Stored dataset items
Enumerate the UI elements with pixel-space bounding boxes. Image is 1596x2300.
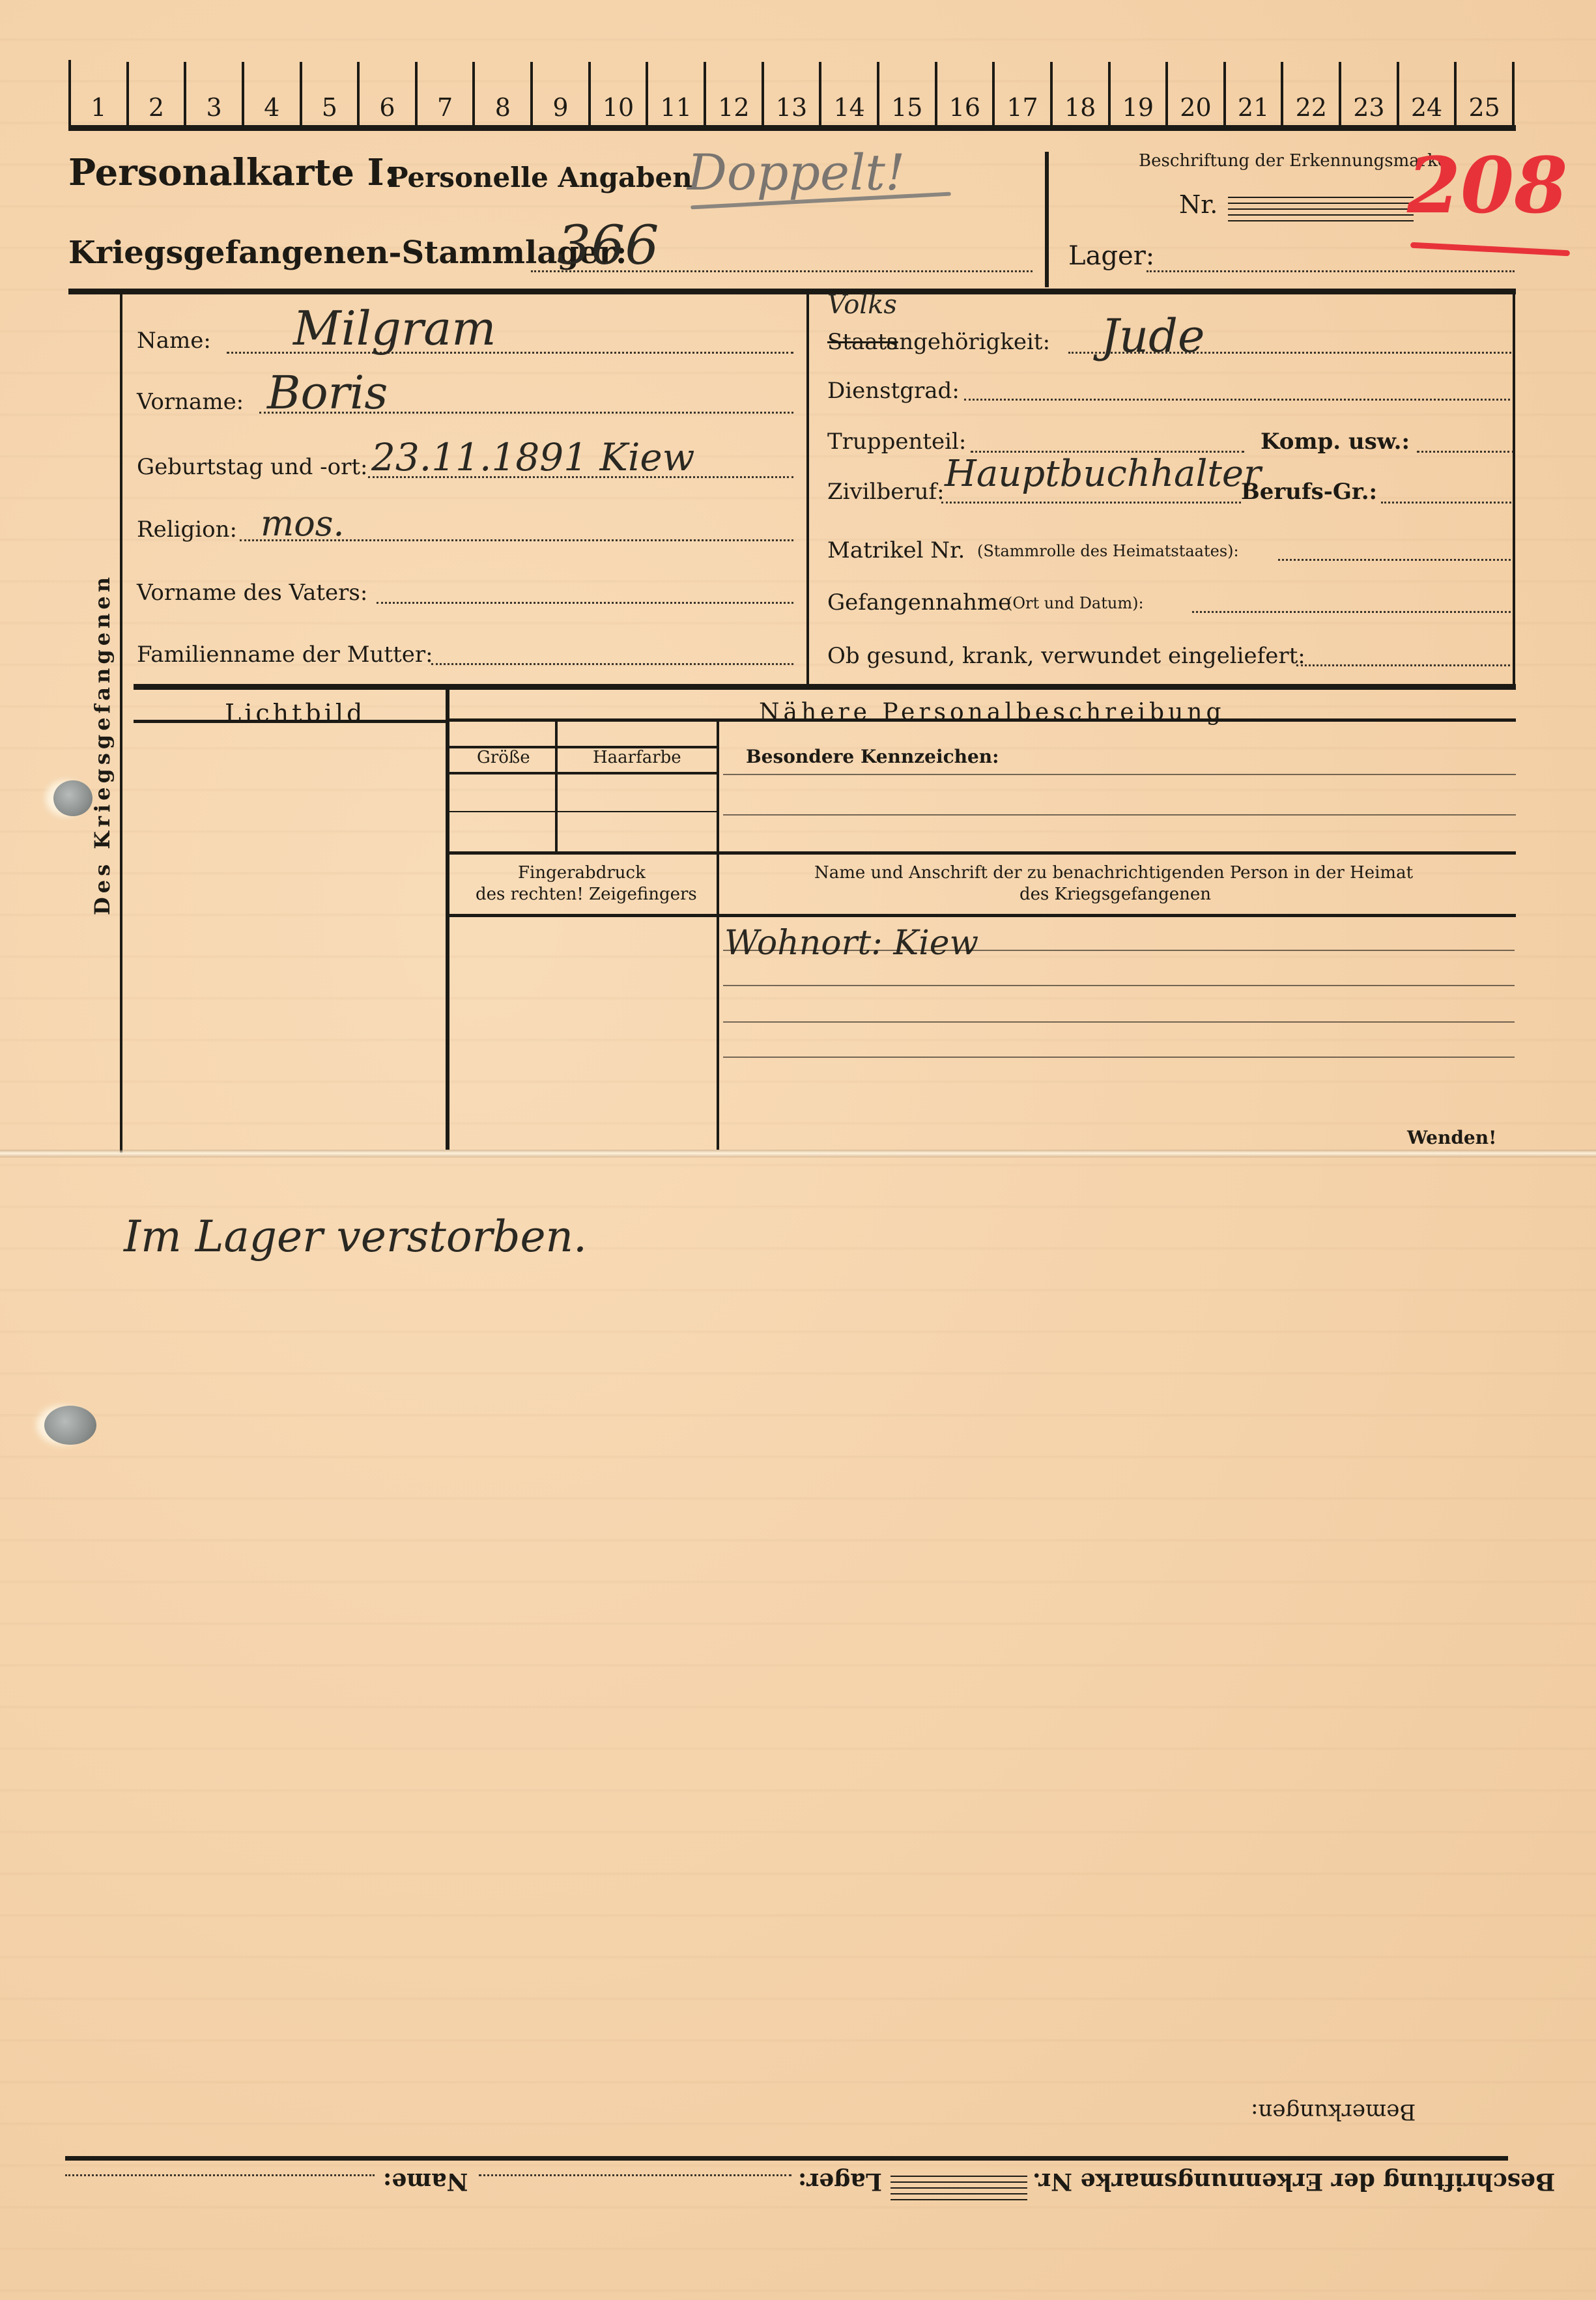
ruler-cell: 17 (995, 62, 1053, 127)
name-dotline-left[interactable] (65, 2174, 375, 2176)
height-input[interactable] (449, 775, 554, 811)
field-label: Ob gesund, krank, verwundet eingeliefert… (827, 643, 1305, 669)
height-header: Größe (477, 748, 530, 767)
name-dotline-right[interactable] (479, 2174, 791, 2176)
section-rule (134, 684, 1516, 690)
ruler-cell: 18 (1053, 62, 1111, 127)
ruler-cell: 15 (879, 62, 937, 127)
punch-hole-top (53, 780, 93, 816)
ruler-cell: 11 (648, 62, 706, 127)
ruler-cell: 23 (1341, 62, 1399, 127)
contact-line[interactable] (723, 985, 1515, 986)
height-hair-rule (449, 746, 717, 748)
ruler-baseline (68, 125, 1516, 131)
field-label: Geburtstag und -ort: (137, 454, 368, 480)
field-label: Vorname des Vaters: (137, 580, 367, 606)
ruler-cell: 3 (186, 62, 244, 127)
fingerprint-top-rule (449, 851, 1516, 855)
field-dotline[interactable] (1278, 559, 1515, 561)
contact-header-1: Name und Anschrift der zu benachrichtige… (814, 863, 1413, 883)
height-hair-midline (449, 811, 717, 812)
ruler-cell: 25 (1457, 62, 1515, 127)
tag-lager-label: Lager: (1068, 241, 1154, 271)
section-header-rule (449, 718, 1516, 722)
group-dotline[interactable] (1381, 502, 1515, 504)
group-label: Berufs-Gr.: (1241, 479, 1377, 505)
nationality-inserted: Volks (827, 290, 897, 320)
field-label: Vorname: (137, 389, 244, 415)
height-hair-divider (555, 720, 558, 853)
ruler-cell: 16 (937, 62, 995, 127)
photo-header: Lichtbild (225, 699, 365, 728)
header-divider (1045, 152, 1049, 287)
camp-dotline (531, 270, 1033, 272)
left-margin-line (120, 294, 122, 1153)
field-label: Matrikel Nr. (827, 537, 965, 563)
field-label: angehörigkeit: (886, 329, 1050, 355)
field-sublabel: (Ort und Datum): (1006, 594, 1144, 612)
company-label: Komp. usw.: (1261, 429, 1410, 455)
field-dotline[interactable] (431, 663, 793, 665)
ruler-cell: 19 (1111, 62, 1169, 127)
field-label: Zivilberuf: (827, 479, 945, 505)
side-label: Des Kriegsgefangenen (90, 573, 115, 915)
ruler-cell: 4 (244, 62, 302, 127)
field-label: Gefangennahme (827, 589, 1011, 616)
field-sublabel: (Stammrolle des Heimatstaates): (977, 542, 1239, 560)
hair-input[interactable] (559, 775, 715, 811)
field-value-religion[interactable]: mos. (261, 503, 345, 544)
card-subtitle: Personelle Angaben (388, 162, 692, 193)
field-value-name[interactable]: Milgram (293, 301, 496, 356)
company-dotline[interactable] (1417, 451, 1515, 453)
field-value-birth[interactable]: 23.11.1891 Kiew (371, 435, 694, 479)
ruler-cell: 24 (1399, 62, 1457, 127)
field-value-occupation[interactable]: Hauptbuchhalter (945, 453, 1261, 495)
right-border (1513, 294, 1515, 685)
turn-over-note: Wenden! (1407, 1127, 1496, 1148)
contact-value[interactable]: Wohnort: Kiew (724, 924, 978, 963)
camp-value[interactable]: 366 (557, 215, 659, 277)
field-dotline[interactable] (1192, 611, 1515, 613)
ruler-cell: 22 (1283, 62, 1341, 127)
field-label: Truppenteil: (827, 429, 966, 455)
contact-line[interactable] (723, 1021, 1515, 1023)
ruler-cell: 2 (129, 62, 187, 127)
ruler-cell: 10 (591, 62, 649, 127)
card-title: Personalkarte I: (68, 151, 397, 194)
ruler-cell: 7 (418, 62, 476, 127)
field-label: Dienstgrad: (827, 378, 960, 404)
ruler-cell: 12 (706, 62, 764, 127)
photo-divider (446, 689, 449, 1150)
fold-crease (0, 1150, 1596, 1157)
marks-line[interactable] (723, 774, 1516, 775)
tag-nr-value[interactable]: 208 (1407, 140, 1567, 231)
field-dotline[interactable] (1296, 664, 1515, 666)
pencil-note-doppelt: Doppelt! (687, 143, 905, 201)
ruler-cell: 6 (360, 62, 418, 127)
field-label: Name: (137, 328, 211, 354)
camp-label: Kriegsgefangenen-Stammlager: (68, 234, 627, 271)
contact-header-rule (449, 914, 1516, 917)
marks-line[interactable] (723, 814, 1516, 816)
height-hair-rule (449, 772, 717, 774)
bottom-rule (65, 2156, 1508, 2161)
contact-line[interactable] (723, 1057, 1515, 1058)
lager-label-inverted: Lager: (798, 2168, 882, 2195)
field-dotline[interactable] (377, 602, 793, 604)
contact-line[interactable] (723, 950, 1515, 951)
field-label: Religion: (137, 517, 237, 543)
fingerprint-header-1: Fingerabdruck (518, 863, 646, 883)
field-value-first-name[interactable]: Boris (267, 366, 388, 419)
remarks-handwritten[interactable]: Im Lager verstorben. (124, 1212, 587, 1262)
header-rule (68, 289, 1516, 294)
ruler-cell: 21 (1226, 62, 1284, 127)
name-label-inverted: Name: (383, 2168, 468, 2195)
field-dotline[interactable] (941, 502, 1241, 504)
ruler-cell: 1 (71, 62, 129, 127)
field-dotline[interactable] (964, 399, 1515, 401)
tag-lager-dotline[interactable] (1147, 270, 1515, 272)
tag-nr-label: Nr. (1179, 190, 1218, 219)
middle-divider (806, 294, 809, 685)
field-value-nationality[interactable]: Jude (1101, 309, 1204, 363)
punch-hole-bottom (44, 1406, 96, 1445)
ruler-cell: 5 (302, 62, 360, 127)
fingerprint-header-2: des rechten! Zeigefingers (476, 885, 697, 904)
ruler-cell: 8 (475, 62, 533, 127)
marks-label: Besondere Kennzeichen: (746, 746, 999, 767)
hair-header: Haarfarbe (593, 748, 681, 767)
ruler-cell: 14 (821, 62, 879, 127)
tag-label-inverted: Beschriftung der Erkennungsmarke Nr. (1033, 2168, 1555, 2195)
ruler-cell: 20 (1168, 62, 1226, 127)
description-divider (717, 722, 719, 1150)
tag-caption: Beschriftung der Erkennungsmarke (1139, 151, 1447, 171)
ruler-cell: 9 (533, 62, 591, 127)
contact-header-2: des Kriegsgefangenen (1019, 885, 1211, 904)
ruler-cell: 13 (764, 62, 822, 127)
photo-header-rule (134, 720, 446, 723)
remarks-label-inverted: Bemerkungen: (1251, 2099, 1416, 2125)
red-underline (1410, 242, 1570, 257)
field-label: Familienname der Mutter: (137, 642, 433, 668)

==

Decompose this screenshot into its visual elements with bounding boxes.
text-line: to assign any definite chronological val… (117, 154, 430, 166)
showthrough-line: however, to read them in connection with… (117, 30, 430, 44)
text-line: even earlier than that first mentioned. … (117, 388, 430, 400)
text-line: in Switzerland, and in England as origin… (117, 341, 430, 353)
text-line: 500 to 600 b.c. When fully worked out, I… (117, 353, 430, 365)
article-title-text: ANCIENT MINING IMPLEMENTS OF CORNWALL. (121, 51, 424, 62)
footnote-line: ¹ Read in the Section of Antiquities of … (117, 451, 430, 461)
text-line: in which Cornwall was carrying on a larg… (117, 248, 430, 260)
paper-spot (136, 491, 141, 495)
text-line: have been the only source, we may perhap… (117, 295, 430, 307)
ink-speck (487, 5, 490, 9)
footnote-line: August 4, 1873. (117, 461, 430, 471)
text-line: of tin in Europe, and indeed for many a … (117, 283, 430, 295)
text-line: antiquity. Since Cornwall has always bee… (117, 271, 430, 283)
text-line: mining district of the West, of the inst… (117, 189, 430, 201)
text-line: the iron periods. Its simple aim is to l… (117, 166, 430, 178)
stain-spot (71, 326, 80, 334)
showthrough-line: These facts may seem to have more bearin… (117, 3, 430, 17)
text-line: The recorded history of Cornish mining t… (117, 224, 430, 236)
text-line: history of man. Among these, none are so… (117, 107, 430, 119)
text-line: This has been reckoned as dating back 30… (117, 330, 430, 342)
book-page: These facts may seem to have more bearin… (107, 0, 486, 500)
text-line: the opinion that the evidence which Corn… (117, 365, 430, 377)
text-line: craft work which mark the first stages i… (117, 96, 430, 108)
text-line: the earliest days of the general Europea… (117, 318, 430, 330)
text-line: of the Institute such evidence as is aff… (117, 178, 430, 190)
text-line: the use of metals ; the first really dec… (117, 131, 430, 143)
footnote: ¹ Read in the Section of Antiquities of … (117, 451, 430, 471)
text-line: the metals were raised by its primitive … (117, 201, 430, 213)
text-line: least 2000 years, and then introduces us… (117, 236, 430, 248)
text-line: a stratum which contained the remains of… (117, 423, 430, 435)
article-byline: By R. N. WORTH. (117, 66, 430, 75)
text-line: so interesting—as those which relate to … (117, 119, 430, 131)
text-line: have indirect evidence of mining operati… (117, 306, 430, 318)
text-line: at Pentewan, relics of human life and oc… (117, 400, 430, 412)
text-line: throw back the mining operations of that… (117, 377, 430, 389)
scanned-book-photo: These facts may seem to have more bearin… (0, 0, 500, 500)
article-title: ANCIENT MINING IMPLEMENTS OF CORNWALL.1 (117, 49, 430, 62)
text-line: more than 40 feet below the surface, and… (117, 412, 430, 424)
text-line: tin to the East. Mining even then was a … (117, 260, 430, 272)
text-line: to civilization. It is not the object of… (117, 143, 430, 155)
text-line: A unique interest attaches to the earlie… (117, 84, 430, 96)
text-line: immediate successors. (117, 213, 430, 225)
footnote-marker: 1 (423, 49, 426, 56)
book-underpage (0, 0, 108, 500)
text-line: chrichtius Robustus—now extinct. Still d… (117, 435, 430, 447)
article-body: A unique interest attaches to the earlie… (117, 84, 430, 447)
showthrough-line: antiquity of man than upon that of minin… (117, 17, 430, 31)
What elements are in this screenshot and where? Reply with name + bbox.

◆ **WORK REQUIRED**
Reproduce the lines above verbatim, beginning at the line containing "Decompose this screenshot" and continuing through the line containing "footnote-line: ¹ Read", both included.

◆ **IN RESPONSE**
Decompose this screenshot into its visual elements with bounding boxes.
text-line: to assign any definite chronological val… (117, 154, 430, 166)
showthrough-line: however, to read them in connection with… (117, 30, 430, 44)
text-line: even earlier than that first mentioned. … (117, 388, 430, 400)
text-line: in Switzerland, and in England as origin… (117, 341, 430, 353)
text-line: 500 to 600 b.c. When fully worked out, I… (117, 353, 430, 365)
article-title-text: ANCIENT MINING IMPLEMENTS OF CORNWALL. (121, 51, 424, 62)
footnote-line: ¹ Read in the Section of Antiquities of … (117, 451, 430, 461)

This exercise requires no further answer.